→ The problem:
Reproduce all of the data word for word.

→ Records provided:

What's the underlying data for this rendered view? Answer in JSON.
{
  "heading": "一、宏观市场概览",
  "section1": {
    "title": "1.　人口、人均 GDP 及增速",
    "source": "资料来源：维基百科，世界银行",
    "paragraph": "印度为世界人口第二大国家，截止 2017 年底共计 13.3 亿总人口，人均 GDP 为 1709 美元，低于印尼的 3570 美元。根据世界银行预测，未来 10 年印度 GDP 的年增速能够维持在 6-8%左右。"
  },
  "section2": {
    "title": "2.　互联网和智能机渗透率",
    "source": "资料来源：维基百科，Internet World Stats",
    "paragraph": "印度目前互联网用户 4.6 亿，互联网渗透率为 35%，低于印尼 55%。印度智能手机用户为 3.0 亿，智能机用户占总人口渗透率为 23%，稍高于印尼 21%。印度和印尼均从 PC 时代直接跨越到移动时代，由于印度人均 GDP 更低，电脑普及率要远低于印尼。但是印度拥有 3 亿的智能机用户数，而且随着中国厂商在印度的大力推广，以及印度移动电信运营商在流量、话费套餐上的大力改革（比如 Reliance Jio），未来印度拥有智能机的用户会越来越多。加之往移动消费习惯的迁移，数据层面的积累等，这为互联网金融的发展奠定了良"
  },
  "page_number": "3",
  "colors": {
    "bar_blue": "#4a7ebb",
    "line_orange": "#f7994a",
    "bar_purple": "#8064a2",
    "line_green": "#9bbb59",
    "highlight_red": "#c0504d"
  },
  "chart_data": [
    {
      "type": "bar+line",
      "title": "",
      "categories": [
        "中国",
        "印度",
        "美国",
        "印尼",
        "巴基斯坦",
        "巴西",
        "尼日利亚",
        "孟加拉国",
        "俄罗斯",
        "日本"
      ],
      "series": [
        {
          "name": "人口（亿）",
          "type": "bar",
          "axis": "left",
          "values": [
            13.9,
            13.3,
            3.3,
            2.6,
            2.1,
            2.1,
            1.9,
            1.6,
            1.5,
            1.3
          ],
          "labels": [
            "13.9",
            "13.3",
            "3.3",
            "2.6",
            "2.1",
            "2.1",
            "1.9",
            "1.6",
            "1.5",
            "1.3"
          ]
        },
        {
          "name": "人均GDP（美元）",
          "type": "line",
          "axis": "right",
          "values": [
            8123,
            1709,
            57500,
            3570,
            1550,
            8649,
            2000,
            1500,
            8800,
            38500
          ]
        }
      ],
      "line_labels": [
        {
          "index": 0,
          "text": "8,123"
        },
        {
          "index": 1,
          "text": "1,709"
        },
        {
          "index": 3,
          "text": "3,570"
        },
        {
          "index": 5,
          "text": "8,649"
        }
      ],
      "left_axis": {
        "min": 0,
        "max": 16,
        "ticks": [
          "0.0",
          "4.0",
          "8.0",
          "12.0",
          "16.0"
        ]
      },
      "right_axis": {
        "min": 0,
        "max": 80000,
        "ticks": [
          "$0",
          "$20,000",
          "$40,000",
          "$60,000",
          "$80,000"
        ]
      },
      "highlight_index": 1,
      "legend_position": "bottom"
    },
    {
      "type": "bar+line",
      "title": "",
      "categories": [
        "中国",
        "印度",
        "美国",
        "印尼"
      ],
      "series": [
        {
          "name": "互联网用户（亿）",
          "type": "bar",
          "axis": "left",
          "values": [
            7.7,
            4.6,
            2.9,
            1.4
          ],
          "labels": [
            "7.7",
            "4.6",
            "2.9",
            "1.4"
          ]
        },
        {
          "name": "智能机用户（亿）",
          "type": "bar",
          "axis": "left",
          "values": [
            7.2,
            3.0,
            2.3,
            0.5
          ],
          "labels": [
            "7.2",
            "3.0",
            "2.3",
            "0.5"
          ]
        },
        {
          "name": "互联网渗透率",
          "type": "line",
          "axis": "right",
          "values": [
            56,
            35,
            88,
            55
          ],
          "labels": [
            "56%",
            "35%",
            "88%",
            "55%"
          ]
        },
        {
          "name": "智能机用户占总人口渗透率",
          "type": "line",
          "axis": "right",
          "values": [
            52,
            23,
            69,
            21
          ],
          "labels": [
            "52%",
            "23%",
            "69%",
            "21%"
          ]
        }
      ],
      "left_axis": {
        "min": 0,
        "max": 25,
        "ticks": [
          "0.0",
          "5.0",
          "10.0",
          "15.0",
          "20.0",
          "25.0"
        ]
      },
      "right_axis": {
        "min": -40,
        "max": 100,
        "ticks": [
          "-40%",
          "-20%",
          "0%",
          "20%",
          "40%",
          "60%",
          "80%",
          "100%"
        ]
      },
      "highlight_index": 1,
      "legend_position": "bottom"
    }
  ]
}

→ Worked solution:
What's the underlying data for this rendered view? Answer in JSON.
{
  "heading": "一、宏观市场概览",
  "section1": {
    "title": "1.　人口、人均 GDP 及增速",
    "source": "资料来源：维基百科，世界银行",
    "paragraph": "印度为世界人口第二大国家，截止 2017 年底共计 13.3 亿总人口，人均 GDP 为 1709 美元，低于印尼的 3570 美元。根据世界银行预测，未来 10 年印度 GDP 的年增速能够维持在 6-8%左右。"
  },
  "section2": {
    "title": "2.　互联网和智能机渗透率",
    "source": "资料来源：维基百科，Internet World Stats",
    "paragraph": "印度目前互联网用户 4.6 亿，互联网渗透率为 35%，低于印尼 55%。印度智能手机用户为 3.0 亿，智能机用户占总人口渗透率为 23%，稍高于印尼 21%。印度和印尼均从 PC 时代直接跨越到移动时代，由于印度人均 GDP 更低，电脑普及率要远低于印尼。但是印度拥有 3 亿的智能机用户数，而且随着中国厂商在印度的大力推广，以及印度移动电信运营商在流量、话费套餐上的大力改革（比如 Reliance Jio），未来印度拥有智能机的用户会越来越多。加之往移动消费习惯的迁移，数据层面的积累等，这为互联网金融的发展奠定了良"
  },
  "page_number": "3",
  "colors": {
    "bar_blue": "#4a7ebb",
    "line_orange": "#f7994a",
    "bar_purple": "#8064a2",
    "line_green": "#9bbb59",
    "highlight_red": "#c0504d"
  },
  "chart_data": [
    {
      "type": "bar+line",
      "title": "",
      "categories": [
        "中国",
        "印度",
        "美国",
        "印尼",
        "巴基斯坦",
        "巴西",
        "尼日利亚",
        "孟加拉国",
        "俄罗斯",
        "日本"
      ],
      "series": [
        {
          "name": "人口（亿）",
          "type": "bar",
          "axis": "left",
          "values": [
            13.9,
            13.3,
            3.3,
            2.6,
            2.1,
            2.1,
            1.9,
            1.6,
            1.5,
            1.3
          ],
          "labels": [
            "13.9",
            "13.3",
            "3.3",
            "2.6",
            "2.1",
            "2.1",
            "1.9",
            "1.6",
            "1.5",
            "1.3"
          ]
        },
        {
          "name": "人均GDP（美元）",
          "type": "line",
          "axis": "right",
          "values": [
            8123,
            1709,
            57500,
            3570,
            1550,
            8649,
            2000,
            1500,
            8800,
            38500
          ]
        }
      ],
      "line_labels": [
        {
          "index": 0,
          "text": "8,123"
        },
        {
          "index": 1,
          "text": "1,709"
        },
        {
          "index": 3,
          "text": "3,570"
        },
        {
          "index": 5,
          "text": "8,649"
        }
      ],
      "left_axis": {
        "min": 0,
        "max": 16,
        "ticks": [
          "0.0",
          "4.0",
          "8.0",
          "12.0",
          "16.0"
        ]
      },
      "right_axis": {
        "min": 0,
        "max": 80000,
        "ticks": [
          "$0",
          "$20,000",
          "$40,000",
          "$60,000",
          "$80,000"
        ]
      },
      "highlight_index": 1,
      "legend_position": "bottom"
    },
    {
      "type": "bar+line",
      "title": "",
      "categories": [
        "中国",
        "印度",
        "美国",
        "印尼"
      ],
      "series": [
        {
          "name": "互联网用户（亿）",
          "type": "bar",
          "axis": "left",
          "values": [
            7.7,
            4.6,
            2.9,
            1.4
          ],
          "labels": [
            "7.7",
            "4.6",
            "2.9",
            "1.4"
          ]
        },
        {
          "name": "智能机用户（亿）",
          "type": "bar",
          "axis": "left",
          "values": [
            7.2,
            3.0,
            2.3,
            0.5
          ],
          "labels": [
            "7.2",
            "3.0",
            "2.3",
            "0.5"
          ]
        },
        {
          "name": "互联网渗透率",
          "type": "line",
          "axis": "right",
          "values": [
            56,
            35,
            88,
            55
          ],
          "labels": [
            "56%",
            "35%",
            "88%",
            "55%"
          ]
        },
        {
          "name": "智能机用户占总人口渗透率",
          "type": "line",
          "axis": "right",
          "values": [
            52,
            23,
            69,
            21
          ],
          "labels": [
            "52%",
            "23%",
            "69%",
            "21%"
          ]
        }
      ],
      "left_axis": {
        "min": 0,
        "max": 25,
        "ticks": [
          "0.0",
          "5.0",
          "10.0",
          "15.0",
          "20.0",
          "25.0"
        ]
      },
      "right_axis": {
        "min": -40,
        "max": 100,
        "ticks": [
          "-40%",
          "-20%",
          "0%",
          "20%",
          "40%",
          "60%",
          "80%",
          "100%"
        ]
      },
      "highlight_index": 1,
      "legend_position": "bottom"
    }
  ]
}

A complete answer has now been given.